** START Listing **
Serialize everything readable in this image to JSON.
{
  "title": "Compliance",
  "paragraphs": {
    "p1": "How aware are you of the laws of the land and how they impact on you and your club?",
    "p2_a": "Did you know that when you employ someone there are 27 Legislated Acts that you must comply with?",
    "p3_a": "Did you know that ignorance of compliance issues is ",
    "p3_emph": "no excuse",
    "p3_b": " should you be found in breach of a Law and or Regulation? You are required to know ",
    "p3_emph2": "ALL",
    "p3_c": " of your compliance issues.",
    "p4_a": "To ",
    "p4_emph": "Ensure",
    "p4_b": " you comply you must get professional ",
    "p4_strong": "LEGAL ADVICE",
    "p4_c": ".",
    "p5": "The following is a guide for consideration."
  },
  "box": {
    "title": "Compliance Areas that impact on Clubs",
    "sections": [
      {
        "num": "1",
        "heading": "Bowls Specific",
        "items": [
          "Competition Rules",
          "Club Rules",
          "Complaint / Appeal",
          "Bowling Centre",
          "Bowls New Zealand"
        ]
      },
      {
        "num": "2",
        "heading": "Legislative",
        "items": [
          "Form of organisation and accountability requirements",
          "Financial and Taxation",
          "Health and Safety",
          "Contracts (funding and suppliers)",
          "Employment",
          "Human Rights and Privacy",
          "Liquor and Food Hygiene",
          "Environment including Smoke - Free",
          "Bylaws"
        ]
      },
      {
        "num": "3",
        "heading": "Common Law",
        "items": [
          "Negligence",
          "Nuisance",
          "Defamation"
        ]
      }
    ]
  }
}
** END Listing **
◆ Exercise requirements
Copy each line in the data that holds the word "issues".

◆ Result of the task
    "p3_a": "Did you know that ignorance of compliance issues is ",
    "p3_c": " of your compliance issues.",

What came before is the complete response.